- _YOUR GOAL_
Find the lines that contain the word "name" and copy each one.

- _INPUT RECORDS_
----

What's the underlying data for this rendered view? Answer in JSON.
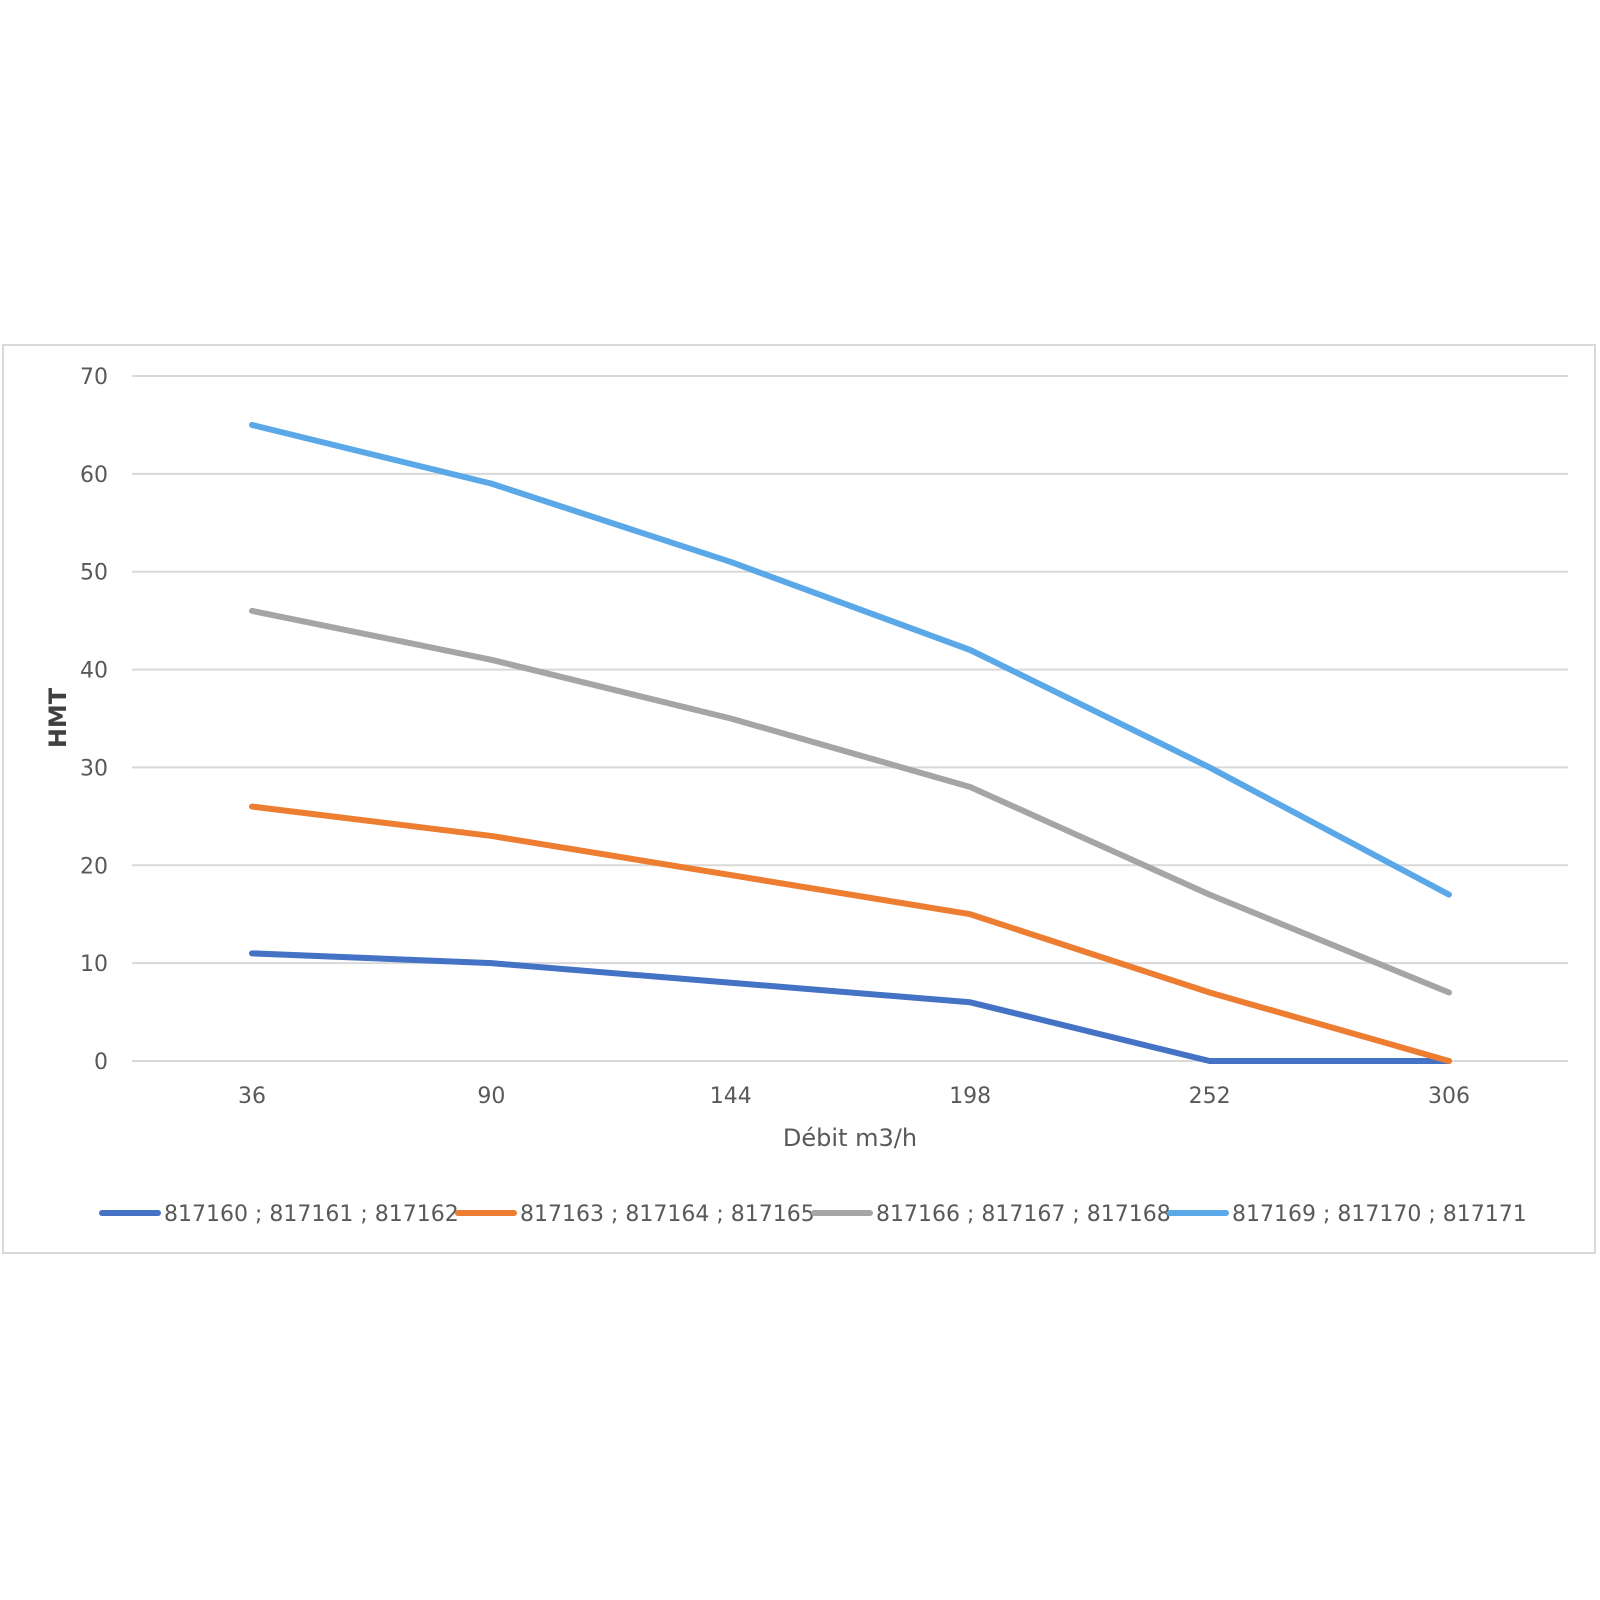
{
  "chart_data": {
    "type": "line",
    "title": "",
    "xlabel": "Débit m3/h",
    "ylabel": "HMT",
    "categories": [
      "36",
      "90",
      "144",
      "198",
      "252",
      "306"
    ],
    "ylim": [
      0,
      70
    ],
    "yticks": [
      "0",
      "10",
      "20",
      "30",
      "40",
      "50",
      "60",
      "70"
    ],
    "grid": true,
    "legend_position": "bottom",
    "series": [
      {
        "name": "817160 ; 817161 ; 817162",
        "color": "#4472c4",
        "values": [
          11,
          10,
          8,
          6,
          0,
          0
        ]
      },
      {
        "name": "817163 ; 817164 ; 817165",
        "color": "#ed7d31",
        "values": [
          26,
          23,
          19,
          15,
          7,
          0
        ]
      },
      {
        "name": "817166 ; 817167 ; 817168",
        "color": "#a5a5a5",
        "values": [
          46,
          41,
          35,
          28,
          17,
          7
        ]
      },
      {
        "name": "817169 ; 817170 ; 817171",
        "color": "#5aa8e8",
        "values": [
          65,
          59,
          51,
          42,
          30,
          17
        ]
      }
    ]
  }
}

----

- _EXERCISE RESULT_
        "name": "817160 ; 817161 ; 817162",
        "name": "817163 ; 817164 ; 817165",
        "name": "817166 ; 817167 ; 817168",
        "name": "817169 ; 817170 ; 817171",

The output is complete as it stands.